» **SET TASK**:
Begin at the first line of the records and stop after the line containing "label-p4-side: П-4 [492,224,512,235]". Give those lines again, switching "side-view" to "profile-view" and leaving everything else unchanged.

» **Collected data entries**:
++++++++

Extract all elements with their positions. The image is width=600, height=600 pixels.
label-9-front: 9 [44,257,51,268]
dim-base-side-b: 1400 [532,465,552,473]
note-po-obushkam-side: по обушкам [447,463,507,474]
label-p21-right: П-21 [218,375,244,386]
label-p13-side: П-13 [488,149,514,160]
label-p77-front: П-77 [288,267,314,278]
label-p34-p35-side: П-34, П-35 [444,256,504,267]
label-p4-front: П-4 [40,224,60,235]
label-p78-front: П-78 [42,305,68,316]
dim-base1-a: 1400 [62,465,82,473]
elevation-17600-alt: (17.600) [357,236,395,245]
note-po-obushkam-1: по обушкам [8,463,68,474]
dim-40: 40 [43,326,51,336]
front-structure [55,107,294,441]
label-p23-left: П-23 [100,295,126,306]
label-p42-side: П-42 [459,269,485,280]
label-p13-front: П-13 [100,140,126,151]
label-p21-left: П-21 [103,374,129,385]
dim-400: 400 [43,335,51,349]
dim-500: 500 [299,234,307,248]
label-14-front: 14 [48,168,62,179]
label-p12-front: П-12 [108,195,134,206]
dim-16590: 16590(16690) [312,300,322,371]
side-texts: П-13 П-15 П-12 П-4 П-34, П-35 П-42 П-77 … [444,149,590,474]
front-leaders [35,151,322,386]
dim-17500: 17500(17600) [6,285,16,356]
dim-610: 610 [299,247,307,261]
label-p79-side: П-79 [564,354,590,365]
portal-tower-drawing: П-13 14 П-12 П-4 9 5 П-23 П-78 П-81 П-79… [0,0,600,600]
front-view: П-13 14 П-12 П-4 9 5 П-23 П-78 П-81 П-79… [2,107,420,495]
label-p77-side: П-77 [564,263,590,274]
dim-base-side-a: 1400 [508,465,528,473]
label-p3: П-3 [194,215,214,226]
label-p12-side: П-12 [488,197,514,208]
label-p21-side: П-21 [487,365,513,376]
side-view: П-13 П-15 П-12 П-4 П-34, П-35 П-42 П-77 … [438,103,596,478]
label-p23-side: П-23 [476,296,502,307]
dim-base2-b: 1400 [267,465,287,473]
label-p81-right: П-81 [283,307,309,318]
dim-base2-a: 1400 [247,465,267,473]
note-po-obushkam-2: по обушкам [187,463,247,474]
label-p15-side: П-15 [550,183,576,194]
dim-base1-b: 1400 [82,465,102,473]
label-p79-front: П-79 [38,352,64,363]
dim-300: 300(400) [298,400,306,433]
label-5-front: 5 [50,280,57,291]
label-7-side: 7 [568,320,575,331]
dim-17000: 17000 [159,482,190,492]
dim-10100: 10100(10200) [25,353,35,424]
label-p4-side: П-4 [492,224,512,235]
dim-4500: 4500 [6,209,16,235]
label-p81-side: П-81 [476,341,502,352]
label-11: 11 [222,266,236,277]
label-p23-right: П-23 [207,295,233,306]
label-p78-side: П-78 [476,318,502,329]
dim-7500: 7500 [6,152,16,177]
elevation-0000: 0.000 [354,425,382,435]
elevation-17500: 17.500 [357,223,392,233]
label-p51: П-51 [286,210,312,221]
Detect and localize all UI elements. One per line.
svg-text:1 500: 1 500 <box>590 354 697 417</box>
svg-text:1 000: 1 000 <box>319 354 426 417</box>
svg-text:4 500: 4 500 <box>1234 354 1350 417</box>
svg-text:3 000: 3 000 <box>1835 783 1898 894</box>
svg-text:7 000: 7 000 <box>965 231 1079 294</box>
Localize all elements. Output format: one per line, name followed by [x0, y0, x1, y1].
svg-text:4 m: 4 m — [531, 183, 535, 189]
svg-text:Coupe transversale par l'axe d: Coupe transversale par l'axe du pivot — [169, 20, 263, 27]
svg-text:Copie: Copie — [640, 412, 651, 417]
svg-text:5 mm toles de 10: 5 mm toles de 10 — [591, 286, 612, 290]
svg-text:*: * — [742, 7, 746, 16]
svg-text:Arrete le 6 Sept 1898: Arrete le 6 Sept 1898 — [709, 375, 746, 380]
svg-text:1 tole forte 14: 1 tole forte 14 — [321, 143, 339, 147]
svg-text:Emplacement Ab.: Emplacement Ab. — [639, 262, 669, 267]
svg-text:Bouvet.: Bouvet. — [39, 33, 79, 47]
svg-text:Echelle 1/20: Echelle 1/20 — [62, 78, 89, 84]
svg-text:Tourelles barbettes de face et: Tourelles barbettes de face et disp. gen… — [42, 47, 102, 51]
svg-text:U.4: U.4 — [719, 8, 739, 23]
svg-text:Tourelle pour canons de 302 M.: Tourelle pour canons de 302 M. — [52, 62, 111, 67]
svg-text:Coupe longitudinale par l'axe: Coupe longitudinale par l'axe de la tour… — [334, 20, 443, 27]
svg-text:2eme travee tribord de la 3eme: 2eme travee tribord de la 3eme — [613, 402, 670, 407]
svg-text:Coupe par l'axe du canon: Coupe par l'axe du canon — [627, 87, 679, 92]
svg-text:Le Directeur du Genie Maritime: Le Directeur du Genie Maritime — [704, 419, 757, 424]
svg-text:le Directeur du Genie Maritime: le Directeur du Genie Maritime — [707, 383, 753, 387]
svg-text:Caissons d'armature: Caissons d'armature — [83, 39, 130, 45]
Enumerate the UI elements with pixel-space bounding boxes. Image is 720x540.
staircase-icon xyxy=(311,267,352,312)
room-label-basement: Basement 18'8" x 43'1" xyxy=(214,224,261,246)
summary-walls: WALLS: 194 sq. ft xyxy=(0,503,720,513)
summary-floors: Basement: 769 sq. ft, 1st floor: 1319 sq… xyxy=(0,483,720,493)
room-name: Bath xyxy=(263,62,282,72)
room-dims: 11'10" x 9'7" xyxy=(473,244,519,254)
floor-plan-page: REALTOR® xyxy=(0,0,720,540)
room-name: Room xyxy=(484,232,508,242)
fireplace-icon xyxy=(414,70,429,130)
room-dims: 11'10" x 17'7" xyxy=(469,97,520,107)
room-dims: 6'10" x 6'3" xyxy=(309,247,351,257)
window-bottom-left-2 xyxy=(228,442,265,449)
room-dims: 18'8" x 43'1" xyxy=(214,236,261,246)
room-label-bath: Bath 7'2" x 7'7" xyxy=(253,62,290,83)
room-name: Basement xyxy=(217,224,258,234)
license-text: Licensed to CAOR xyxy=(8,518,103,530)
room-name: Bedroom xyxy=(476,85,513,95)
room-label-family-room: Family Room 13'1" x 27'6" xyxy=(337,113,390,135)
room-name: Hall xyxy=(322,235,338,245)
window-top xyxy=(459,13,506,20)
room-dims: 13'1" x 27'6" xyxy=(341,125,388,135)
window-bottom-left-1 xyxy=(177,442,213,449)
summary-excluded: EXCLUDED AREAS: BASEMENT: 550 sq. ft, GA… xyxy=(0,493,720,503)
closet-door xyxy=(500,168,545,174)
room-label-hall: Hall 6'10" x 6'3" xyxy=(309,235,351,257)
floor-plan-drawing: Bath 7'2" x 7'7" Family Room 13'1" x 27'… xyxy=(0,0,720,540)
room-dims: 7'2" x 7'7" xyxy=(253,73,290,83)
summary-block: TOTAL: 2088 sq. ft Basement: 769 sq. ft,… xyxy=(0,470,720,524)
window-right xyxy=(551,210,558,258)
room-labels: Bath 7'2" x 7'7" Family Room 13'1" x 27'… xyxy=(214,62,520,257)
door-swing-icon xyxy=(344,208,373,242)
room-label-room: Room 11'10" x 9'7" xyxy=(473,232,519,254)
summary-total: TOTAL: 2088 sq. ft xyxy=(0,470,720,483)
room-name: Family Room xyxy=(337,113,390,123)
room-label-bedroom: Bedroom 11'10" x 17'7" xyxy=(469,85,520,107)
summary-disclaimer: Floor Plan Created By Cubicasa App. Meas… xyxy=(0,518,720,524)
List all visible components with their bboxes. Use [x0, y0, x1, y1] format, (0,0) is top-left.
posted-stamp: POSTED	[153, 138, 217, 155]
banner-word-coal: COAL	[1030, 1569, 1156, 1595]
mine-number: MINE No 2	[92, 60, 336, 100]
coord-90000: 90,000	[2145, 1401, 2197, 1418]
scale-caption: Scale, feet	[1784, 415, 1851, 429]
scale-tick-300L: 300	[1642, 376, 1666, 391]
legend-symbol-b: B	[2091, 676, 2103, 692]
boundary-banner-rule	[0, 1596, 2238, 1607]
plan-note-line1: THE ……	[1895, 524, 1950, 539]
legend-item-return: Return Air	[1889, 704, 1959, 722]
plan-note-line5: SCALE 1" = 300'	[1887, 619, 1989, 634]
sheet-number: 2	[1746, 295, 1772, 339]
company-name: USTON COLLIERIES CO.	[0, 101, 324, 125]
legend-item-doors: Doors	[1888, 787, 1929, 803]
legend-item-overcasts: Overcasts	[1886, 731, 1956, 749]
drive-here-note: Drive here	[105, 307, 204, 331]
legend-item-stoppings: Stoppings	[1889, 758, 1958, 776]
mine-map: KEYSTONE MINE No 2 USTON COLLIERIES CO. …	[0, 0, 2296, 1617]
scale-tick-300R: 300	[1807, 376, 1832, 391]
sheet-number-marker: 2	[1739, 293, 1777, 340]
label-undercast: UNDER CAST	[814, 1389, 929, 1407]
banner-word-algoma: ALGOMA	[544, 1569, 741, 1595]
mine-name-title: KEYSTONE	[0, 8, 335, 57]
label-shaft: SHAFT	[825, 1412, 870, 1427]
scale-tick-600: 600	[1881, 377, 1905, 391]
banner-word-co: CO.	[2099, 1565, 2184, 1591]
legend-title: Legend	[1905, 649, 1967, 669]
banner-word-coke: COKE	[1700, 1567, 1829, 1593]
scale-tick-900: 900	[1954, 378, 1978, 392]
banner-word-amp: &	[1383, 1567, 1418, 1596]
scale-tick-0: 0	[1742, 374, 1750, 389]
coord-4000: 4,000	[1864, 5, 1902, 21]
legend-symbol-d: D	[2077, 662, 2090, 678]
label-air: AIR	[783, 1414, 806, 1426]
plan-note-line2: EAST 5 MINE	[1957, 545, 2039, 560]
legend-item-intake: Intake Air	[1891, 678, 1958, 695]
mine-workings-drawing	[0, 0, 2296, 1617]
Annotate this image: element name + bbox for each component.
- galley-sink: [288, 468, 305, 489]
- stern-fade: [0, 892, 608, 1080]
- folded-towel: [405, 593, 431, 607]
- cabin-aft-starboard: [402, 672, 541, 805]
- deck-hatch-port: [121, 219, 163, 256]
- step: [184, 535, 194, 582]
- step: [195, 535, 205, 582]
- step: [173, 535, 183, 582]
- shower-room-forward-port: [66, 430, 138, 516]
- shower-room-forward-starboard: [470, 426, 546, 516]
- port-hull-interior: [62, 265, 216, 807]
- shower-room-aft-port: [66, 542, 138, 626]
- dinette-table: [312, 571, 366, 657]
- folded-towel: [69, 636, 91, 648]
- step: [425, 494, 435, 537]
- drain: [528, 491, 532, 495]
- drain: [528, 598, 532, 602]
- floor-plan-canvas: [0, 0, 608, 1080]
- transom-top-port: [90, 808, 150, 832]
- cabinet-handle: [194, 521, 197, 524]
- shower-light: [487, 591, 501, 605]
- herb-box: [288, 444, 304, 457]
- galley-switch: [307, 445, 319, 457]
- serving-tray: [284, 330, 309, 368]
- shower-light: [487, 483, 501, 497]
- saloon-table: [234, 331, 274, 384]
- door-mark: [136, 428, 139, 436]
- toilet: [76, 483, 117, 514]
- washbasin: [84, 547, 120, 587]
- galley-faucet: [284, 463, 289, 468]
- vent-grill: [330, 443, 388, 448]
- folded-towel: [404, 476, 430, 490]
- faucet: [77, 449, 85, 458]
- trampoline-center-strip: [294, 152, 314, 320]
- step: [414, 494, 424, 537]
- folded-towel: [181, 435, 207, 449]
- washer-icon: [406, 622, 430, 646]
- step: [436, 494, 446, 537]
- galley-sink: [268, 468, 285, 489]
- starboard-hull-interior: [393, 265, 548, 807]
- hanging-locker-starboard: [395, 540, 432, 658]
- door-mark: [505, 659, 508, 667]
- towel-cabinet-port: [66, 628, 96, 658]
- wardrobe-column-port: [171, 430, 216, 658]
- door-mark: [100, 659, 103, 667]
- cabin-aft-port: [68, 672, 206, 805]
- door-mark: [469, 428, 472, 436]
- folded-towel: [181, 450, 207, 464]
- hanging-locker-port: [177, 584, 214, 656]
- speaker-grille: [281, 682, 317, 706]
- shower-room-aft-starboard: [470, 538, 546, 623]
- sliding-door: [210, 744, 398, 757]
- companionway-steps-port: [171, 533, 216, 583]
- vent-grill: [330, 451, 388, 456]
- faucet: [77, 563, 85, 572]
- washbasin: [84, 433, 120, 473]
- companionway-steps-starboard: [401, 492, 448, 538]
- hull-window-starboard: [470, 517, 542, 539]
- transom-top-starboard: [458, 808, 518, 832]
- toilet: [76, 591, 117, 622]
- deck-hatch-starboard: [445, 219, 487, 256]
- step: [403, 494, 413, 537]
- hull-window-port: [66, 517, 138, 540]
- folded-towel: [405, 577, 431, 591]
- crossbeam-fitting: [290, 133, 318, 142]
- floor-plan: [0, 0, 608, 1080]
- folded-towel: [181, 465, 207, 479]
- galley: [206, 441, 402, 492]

++++++++

» **COMPLETE RESPONSE**:
Extract all elements with their positions. The image is width=600, height=600 pixels.
label-9-front: 9 [44,257,51,268]
dim-base-side-b: 1400 [532,465,552,473]
note-po-obushkam-side: по обушкам [447,463,507,474]
label-p21-right: П-21 [218,375,244,386]
label-p13-side: П-13 [488,149,514,160]
label-p77-front: П-77 [288,267,314,278]
label-p34-p35-side: П-34, П-35 [444,256,504,267]
label-p4-front: П-4 [40,224,60,235]
label-p78-front: П-78 [42,305,68,316]
dim-base1-a: 1400 [62,465,82,473]
elevation-17600-alt: (17.600) [357,236,395,245]
note-po-obushkam-1: по обушкам [8,463,68,474]
dim-40: 40 [43,326,51,336]
front-structure [55,107,294,441]
label-p23-left: П-23 [100,295,126,306]
label-p42-side: П-42 [459,269,485,280]
label-p13-front: П-13 [100,140,126,151]
label-p21-left: П-21 [103,374,129,385]
dim-400: 400 [43,335,51,349]
dim-500: 500 [299,234,307,248]
label-14-front: 14 [48,168,62,179]
label-p12-front: П-12 [108,195,134,206]
dim-16590: 16590(16690) [312,300,322,371]
side-texts: П-13 П-15 П-12 П-4 П-34, П-35 П-42 П-77 … [444,149,590,474]
front-leaders [35,151,322,386]
dim-17500: 17500(17600) [6,285,16,356]
dim-610: 610 [299,247,307,261]
label-p79-side: П-79 [564,354,590,365]
portal-tower-drawing: П-13 14 П-12 П-4 9 5 П-23 П-78 П-81 П-79… [0,0,600,600]
front-view: П-13 14 П-12 П-4 9 5 П-23 П-78 П-81 П-79… [2,107,420,495]
label-p77-side: П-77 [564,263,590,274]
dim-base-side-a: 1400 [508,465,528,473]
label-p3: П-3 [194,215,214,226]
label-p12-side: П-12 [488,197,514,208]
label-p21-side: П-21 [487,365,513,376]
profile-view: П-13 П-15 П-12 П-4 П-34, П-35 П-42 П-77 … [438,103,596,478]
label-p23-side: П-23 [476,296,502,307]
dim-base2-b: 1400 [267,465,287,473]
label-p81-right: П-81 [283,307,309,318]
dim-base2-a: 1400 [247,465,267,473]
note-po-obushkam-2: по обушкам [187,463,247,474]
label-p15-side: П-15 [550,183,576,194]
dim-base1-b: 1400 [82,465,102,473]
label-p79-front: П-79 [38,352,64,363]
dim-300: 300(400) [298,400,306,433]
label-5-front: 5 [50,280,57,291]
label-7-side: 7 [568,320,575,331]
dim-17000: 17000 [159,482,190,492]
dim-10100: 10100(10200) [25,353,35,424]
label-p4-side: П-4 [492,224,512,235]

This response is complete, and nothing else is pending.